**What needs to be done:** Review the listing and copy each line that holds the word "National".

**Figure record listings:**
------------------------------------------------------------------------

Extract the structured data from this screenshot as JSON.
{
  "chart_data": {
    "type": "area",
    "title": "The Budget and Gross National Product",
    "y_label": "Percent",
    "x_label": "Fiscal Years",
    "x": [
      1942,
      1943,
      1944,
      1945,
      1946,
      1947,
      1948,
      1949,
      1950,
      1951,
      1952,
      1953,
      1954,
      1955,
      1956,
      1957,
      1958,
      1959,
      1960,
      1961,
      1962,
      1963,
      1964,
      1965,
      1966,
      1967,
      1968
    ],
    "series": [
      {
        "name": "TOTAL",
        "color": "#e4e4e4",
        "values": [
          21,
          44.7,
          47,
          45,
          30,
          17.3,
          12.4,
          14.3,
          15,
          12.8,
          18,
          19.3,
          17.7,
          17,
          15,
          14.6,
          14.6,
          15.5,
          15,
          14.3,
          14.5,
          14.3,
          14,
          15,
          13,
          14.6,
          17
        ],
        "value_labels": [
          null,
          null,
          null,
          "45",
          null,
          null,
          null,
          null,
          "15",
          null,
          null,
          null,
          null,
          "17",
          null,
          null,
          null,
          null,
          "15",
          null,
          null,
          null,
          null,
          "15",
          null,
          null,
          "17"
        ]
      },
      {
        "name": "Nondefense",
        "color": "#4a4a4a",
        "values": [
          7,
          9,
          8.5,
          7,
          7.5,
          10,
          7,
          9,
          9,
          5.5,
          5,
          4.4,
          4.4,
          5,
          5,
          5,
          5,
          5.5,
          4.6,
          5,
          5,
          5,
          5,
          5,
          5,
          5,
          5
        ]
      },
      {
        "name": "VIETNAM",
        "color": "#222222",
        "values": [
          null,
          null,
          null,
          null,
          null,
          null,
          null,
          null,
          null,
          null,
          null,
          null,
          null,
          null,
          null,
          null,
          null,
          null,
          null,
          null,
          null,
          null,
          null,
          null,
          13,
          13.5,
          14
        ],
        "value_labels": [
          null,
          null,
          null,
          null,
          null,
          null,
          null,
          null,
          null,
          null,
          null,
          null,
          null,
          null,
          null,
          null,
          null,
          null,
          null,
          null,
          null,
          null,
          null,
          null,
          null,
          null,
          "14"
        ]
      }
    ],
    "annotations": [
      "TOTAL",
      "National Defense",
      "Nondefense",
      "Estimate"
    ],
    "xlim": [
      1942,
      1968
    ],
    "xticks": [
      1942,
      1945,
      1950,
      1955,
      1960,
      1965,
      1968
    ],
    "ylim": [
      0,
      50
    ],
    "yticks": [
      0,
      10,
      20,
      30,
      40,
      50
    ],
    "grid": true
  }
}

------------------------------------------------------------------------

**Completed task:**
    "title": "The Budget and Gross National Product",
      "National Defense",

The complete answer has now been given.